Chart and figure data:
····················

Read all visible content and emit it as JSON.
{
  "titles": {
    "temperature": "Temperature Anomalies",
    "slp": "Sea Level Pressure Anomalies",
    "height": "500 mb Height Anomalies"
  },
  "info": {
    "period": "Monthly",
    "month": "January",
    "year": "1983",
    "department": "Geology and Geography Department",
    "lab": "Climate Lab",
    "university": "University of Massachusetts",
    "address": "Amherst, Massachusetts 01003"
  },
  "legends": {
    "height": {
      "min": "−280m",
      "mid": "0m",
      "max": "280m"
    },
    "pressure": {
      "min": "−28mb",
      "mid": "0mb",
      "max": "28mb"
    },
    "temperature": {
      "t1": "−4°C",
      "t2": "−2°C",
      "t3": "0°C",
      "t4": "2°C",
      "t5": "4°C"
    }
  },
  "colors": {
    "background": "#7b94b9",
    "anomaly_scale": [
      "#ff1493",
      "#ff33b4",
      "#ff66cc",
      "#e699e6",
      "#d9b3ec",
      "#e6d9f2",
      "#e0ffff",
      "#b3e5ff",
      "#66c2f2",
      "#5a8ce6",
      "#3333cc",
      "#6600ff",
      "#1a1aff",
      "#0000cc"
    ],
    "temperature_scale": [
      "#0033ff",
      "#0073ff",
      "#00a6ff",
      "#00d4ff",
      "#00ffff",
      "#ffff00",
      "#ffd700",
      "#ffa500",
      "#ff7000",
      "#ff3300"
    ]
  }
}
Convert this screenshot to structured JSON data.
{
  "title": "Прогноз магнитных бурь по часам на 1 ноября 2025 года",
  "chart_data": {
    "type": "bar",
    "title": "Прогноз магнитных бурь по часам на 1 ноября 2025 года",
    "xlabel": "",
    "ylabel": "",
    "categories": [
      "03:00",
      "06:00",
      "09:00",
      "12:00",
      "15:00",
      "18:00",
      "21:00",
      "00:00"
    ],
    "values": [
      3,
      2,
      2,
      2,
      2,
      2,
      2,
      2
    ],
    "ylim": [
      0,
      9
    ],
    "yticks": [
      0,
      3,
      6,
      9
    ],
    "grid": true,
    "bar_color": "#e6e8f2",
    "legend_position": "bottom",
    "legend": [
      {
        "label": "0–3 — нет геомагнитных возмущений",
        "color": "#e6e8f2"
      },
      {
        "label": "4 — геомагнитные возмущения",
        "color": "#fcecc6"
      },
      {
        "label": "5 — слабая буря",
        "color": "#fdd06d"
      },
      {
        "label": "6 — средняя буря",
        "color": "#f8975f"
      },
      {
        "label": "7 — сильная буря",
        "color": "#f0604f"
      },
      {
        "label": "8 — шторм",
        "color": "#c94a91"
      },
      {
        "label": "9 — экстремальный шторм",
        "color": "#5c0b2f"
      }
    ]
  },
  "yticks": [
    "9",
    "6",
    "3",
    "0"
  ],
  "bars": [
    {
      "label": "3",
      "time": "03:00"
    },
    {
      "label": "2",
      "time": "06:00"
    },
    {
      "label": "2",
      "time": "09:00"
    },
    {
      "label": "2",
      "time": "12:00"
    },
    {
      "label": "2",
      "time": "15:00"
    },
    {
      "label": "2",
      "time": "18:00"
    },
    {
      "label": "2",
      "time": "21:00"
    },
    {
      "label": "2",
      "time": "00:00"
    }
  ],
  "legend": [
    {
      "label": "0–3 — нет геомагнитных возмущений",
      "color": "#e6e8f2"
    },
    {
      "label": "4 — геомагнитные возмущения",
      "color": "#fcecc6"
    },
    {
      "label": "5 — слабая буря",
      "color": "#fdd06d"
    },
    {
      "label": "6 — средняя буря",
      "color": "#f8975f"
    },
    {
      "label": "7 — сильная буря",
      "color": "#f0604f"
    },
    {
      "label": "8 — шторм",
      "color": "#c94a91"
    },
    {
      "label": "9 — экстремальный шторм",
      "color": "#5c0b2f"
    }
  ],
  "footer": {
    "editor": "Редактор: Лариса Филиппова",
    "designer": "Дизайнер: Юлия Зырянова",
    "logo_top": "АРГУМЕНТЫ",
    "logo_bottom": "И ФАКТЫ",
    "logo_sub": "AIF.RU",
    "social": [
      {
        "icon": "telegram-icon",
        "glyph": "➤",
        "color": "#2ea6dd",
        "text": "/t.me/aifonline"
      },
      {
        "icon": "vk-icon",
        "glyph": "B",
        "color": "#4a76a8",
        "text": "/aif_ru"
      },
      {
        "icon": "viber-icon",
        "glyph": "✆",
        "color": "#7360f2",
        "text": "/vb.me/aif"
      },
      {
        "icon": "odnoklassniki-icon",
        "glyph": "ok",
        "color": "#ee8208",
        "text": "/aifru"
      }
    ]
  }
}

····················

▶ [Task]
Of the lines in the data above, how many contain the word "text"? Give only that figure.

▶ [Answer to the task]
4